The task -
Reproduce the material in full, unchanged.

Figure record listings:
++++++++

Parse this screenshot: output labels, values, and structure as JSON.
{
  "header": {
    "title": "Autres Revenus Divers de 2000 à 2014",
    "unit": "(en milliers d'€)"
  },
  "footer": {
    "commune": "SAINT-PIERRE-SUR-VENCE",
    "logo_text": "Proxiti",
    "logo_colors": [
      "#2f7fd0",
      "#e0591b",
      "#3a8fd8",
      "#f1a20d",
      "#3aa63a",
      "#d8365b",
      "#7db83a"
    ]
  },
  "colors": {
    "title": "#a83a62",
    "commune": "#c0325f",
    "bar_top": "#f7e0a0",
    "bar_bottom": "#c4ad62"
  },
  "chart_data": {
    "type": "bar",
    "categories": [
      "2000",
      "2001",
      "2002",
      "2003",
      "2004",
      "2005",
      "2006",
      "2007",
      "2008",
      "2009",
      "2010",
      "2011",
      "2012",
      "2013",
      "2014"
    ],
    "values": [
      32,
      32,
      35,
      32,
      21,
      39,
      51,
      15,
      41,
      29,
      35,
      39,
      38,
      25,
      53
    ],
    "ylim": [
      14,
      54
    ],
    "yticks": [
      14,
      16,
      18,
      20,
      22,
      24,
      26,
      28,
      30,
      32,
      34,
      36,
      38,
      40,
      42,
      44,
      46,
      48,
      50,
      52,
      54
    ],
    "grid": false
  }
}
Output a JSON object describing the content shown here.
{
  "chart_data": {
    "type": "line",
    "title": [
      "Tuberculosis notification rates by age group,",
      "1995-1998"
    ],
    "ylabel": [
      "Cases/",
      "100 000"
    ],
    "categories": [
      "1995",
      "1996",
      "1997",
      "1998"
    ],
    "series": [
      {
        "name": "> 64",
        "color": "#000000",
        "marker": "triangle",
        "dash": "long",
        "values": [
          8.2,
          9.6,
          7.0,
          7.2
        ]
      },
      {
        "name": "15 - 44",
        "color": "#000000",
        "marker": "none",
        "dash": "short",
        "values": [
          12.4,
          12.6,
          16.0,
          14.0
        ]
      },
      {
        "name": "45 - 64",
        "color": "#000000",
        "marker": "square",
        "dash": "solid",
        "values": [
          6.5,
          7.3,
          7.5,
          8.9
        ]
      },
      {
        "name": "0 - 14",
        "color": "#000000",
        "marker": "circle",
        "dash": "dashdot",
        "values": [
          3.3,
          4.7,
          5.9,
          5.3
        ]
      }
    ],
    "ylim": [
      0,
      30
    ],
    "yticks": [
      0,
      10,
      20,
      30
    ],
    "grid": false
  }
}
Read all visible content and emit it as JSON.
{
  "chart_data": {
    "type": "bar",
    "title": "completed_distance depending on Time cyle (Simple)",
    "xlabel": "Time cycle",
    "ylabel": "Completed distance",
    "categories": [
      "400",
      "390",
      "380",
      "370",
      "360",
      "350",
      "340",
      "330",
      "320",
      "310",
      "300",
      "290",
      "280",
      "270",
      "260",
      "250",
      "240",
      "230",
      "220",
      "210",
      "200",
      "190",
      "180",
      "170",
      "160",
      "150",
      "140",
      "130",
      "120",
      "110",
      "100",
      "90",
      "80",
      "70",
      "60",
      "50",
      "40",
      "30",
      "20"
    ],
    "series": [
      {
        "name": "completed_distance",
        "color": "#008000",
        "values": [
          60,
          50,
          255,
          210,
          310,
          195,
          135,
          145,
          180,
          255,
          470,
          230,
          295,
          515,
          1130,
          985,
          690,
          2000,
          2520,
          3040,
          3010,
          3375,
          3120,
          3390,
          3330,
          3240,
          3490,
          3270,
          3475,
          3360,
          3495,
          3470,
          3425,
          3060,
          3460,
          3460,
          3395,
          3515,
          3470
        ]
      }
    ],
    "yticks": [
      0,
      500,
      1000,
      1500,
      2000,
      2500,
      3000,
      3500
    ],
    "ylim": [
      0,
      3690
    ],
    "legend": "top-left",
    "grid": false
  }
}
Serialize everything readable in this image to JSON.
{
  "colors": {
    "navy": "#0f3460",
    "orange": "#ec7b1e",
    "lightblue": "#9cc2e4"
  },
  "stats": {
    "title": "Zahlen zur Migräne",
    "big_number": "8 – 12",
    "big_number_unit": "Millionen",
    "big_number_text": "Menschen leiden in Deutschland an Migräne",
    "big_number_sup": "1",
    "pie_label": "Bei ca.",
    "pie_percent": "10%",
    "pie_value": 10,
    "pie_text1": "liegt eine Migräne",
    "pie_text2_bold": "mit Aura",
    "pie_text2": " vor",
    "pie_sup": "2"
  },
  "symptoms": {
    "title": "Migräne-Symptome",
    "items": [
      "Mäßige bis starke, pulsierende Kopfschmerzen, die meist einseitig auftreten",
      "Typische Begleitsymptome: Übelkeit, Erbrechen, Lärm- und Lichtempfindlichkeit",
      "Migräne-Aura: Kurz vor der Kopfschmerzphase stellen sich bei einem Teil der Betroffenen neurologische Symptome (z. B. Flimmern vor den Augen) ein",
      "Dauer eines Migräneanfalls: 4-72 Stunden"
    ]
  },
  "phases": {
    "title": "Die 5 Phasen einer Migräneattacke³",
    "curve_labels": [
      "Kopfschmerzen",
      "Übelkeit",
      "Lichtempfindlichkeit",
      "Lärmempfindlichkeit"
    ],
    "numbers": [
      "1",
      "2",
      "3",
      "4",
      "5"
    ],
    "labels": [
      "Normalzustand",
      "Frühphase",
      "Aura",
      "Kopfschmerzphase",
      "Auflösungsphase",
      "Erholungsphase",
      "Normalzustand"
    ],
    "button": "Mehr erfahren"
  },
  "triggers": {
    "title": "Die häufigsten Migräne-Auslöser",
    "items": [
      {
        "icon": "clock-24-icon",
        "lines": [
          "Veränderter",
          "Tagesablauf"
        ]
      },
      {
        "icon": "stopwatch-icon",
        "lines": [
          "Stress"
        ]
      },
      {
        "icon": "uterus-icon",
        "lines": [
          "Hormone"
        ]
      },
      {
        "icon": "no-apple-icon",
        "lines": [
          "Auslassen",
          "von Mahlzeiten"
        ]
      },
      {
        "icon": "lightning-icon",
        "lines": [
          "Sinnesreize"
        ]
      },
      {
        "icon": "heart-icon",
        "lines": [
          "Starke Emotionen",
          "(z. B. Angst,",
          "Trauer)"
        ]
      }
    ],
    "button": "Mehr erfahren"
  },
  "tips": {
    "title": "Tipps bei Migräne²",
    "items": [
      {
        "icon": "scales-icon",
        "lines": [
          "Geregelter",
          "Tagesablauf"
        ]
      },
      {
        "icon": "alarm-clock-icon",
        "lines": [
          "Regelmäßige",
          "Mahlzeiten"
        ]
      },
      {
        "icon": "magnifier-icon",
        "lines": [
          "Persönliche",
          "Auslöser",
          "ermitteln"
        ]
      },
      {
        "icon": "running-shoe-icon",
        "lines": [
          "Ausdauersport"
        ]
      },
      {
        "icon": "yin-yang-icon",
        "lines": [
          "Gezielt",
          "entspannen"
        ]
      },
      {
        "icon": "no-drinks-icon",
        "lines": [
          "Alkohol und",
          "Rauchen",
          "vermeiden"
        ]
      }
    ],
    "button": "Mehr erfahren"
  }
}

++++++++

Problem solution -
Parse this screenshot: output labels, values, and structure as JSON.
{
  "header": {
    "title": "Autres Revenus Divers de 2000 à 2014",
    "unit": "(en milliers d'€)"
  },
  "footer": {
    "commune": "SAINT-PIERRE-SUR-VENCE",
    "logo_text": "Proxiti",
    "logo_colors": [
      "#2f7fd0",
      "#e0591b",
      "#3a8fd8",
      "#f1a20d",
      "#3aa63a",
      "#d8365b",
      "#7db83a"
    ]
  },
  "colors": {
    "title": "#a83a62",
    "commune": "#c0325f",
    "bar_top": "#f7e0a0",
    "bar_bottom": "#c4ad62"
  },
  "chart_data": {
    "type": "bar",
    "categories": [
      "2000",
      "2001",
      "2002",
      "2003",
      "2004",
      "2005",
      "2006",
      "2007",
      "2008",
      "2009",
      "2010",
      "2011",
      "2012",
      "2013",
      "2014"
    ],
    "values": [
      32,
      32,
      35,
      32,
      21,
      39,
      51,
      15,
      41,
      29,
      35,
      39,
      38,
      25,
      53
    ],
    "ylim": [
      14,
      54
    ],
    "yticks": [
      14,
      16,
      18,
      20,
      22,
      24,
      26,
      28,
      30,
      32,
      34,
      36,
      38,
      40,
      42,
      44,
      46,
      48,
      50,
      52,
      54
    ],
    "grid": false
  }
}
Output a JSON object describing the content shown here.
{
  "chart_data": {
    "type": "line",
    "title": [
      "Tuberculosis notification rates by age group,",
      "1995-1998"
    ],
    "ylabel": [
      "Cases/",
      "100 000"
    ],
    "categories": [
      "1995",
      "1996",
      "1997",
      "1998"
    ],
    "series": [
      {
        "name": "> 64",
        "color": "#000000",
        "marker": "triangle",
        "dash": "long",
        "values": [
          8.2,
          9.6,
          7.0,
          7.2
        ]
      },
      {
        "name": "15 - 44",
        "color": "#000000",
        "marker": "none",
        "dash": "short",
        "values": [
          12.4,
          12.6,
          16.0,
          14.0
        ]
      },
      {
        "name": "45 - 64",
        "color": "#000000",
        "marker": "square",
        "dash": "solid",
        "values": [
          6.5,
          7.3,
          7.5,
          8.9
        ]
      },
      {
        "name": "0 - 14",
        "color": "#000000",
        "marker": "circle",
        "dash": "dashdot",
        "values": [
          3.3,
          4.7,
          5.9,
          5.3
        ]
      }
    ],
    "ylim": [
      0,
      30
    ],
    "yticks": [
      0,
      10,
      20,
      30
    ],
    "grid": false
  }
}
Read all visible content and emit it as JSON.
{
  "chart_data": {
    "type": "bar",
    "title": "completed_distance depending on Time cyle (Simple)",
    "xlabel": "Time cycle",
    "ylabel": "Completed distance",
    "categories": [
      "400",
      "390",
      "380",
      "370",
      "360",
      "350",
      "340",
      "330",
      "320",
      "310",
      "300",
      "290",
      "280",
      "270",
      "260",
      "250",
      "240",
      "230",
      "220",
      "210",
      "200",
      "190",
      "180",
      "170",
      "160",
      "150",
      "140",
      "130",
      "120",
      "110",
      "100",
      "90",
      "80",
      "70",
      "60",
      "50",
      "40",
      "30",
      "20"
    ],
    "series": [
      {
        "name": "completed_distance",
        "color": "#008000",
        "values": [
          60,
          50,
          255,
          210,
          310,
          195,
          135,
          145,
          180,
          255,
          470,
          230,
          295,
          515,
          1130,
          985,
          690,
          2000,
          2520,
          3040,
          3010,
          3375,
          3120,
          3390,
          3330,
          3240,
          3490,
          3270,
          3475,
          3360,
          3495,
          3470,
          3425,
          3060,
          3460,
          3460,
          3395,
          3515,
          3470
        ]
      }
    ],
    "yticks": [
      0,
      500,
      1000,
      1500,
      2000,
      2500,
      3000,
      3500
    ],
    "ylim": [
      0,
      3690
    ],
    "legend": "top-left",
    "grid": false
  }
}
Serialize everything readable in this image to JSON.
{
  "colors": {
    "navy": "#0f3460",
    "orange": "#ec7b1e",
    "lightblue": "#9cc2e4"
  },
  "stats": {
    "title": "Zahlen zur Migräne",
    "big_number": "8 – 12",
    "big_number_unit": "Millionen",
    "big_number_text": "Menschen leiden in Deutschland an Migräne",
    "big_number_sup": "1",
    "pie_label": "Bei ca.",
    "pie_percent": "10%",
    "pie_value": 10,
    "pie_text1": "liegt eine Migräne",
    "pie_text2_bold": "mit Aura",
    "pie_text2": " vor",
    "pie_sup": "2"
  },
  "symptoms": {
    "title": "Migräne-Symptome",
    "items": [
      "Mäßige bis starke, pulsierende Kopfschmerzen, die meist einseitig auftreten",
      "Typische Begleitsymptome: Übelkeit, Erbrechen, Lärm- und Lichtempfindlichkeit",
      "Migräne-Aura: Kurz vor der Kopfschmerzphase stellen sich bei einem Teil der Betroffenen neurologische Symptome (z. B. Flimmern vor den Augen) ein",
      "Dauer eines Migräneanfalls: 4-72 Stunden"
    ]
  },
  "phases": {
    "title": "Die 5 Phasen einer Migräneattacke³",
    "curve_labels": [
      "Kopfschmerzen",
      "Übelkeit",
      "Lichtempfindlichkeit",
      "Lärmempfindlichkeit"
    ],
    "numbers": [
      "1",
      "2",
      "3",
      "4",
      "5"
    ],
    "labels": [
      "Normalzustand",
      "Frühphase",
      "Aura",
      "Kopfschmerzphase",
      "Auflösungsphase",
      "Erholungsphase",
      "Normalzustand"
    ],
    "button": "Mehr erfahren"
  },
  "triggers": {
    "title": "Die häufigsten Migräne-Auslöser",
    "items": [
      {
        "icon": "clock-24-icon",
        "lines": [
          "Veränderter",
          "Tagesablauf"
        ]
      },
      {
        "icon": "stopwatch-icon",
        "lines": [
          "Stress"
        ]
      },
      {
        "icon": "uterus-icon",
        "lines": [
          "Hormone"
        ]
      },
      {
        "icon": "no-apple-icon",
        "lines": [
          "Auslassen",
          "von Mahlzeiten"
        ]
      },
      {
        "icon": "lightning-icon",
        "lines": [
          "Sinnesreize"
        ]
      },
      {
        "icon": "heart-icon",
        "lines": [
          "Starke Emotionen",
          "(z. B. Angst,",
          "Trauer)"
        ]
      }
    ],
    "button": "Mehr erfahren"
  },
  "tips": {
    "title": "Tipps bei Migräne²",
    "items": [
      {
        "icon": "scales-icon",
        "lines": [
          "Geregelter",
          "Tagesablauf"
        ]
      },
      {
        "icon": "alarm-clock-icon",
        "lines": [
          "Regelmäßige",
          "Mahlzeiten"
        ]
      },
      {
        "icon": "magnifier-icon",
        "lines": [
          "Persönliche",
          "Auslöser",
          "ermitteln"
        ]
      },
      {
        "icon": "running-shoe-icon",
        "lines": [
          "Ausdauersport"
        ]
      },
      {
        "icon": "yin-yang-icon",
        "lines": [
          "Gezielt",
          "entspannen"
        ]
      },
      {
        "icon": "no-drinks-icon",
        "lines": [
          "Alkohol und",
          "Rauchen",
          "vermeiden"
        ]
      }
    ],
    "button": "Mehr erfahren"
  }
}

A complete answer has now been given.